Without the pictures, write out all the lines below exactly as they appear.

==== DATA TO USE ====

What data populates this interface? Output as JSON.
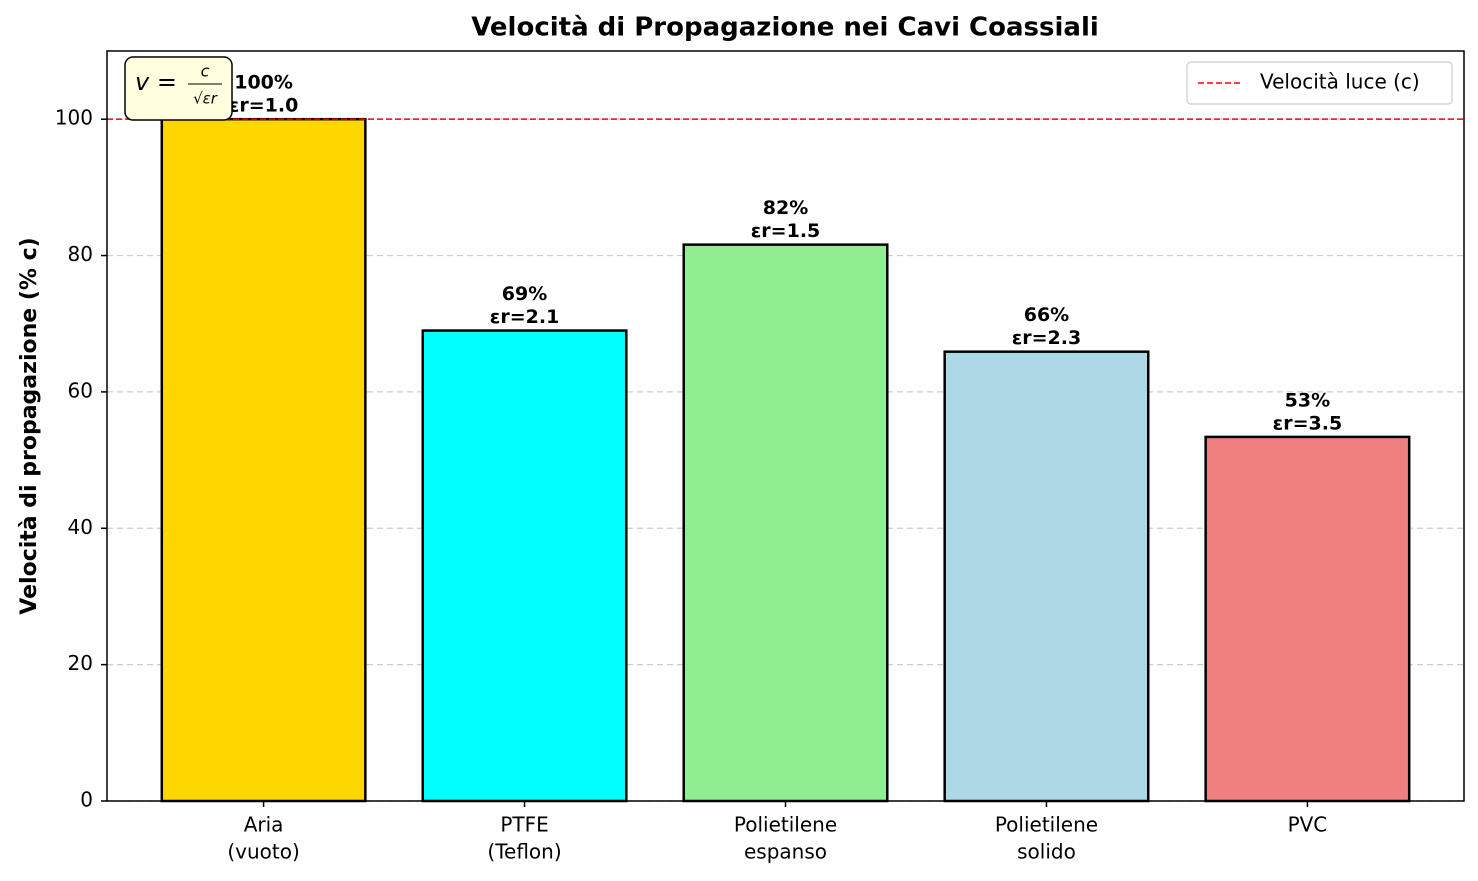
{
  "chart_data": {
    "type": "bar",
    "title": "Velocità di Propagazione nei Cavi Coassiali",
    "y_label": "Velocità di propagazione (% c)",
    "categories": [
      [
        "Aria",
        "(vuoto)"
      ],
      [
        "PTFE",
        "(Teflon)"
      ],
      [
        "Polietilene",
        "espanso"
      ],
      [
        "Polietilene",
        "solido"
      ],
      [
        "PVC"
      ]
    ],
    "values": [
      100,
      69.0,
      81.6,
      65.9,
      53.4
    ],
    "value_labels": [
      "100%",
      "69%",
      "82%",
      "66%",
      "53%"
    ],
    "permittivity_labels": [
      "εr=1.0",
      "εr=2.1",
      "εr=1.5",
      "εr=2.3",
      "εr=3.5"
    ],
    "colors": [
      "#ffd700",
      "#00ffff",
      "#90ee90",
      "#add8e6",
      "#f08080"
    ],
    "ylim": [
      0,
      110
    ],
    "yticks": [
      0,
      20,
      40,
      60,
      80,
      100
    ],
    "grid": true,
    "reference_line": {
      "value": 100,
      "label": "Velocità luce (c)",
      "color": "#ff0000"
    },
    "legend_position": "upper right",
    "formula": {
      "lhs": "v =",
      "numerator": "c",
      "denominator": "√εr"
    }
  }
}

====

(EXERCISE SOLUTION)
What data populates this interface? Output as JSON.
{
  "chart_data": {
    "type": "bar",
    "title": "Velocità di Propagazione nei Cavi Coassiali",
    "y_label": "Velocità di propagazione (% c)",
    "categories": [
      [
        "Aria",
        "(vuoto)"
      ],
      [
        "PTFE",
        "(Teflon)"
      ],
      [
        "Polietilene",
        "espanso"
      ],
      [
        "Polietilene",
        "solido"
      ],
      [
        "PVC"
      ]
    ],
    "values": [
      100,
      69.0,
      81.6,
      65.9,
      53.4
    ],
    "value_labels": [
      "100%",
      "69%",
      "82%",
      "66%",
      "53%"
    ],
    "permittivity_labels": [
      "εr=1.0",
      "εr=2.1",
      "εr=1.5",
      "εr=2.3",
      "εr=3.5"
    ],
    "colors": [
      "#ffd700",
      "#00ffff",
      "#90ee90",
      "#add8e6",
      "#f08080"
    ],
    "ylim": [
      0,
      110
    ],
    "yticks": [
      0,
      20,
      40,
      60,
      80,
      100
    ],
    "grid": true,
    "reference_line": {
      "value": 100,
      "label": "Velocità luce (c)",
      "color": "#ff0000"
    },
    "legend_position": "upper right",
    "formula": {
      "lhs": "v =",
      "numerator": "c",
      "denominator": "√εr"
    }
  }
}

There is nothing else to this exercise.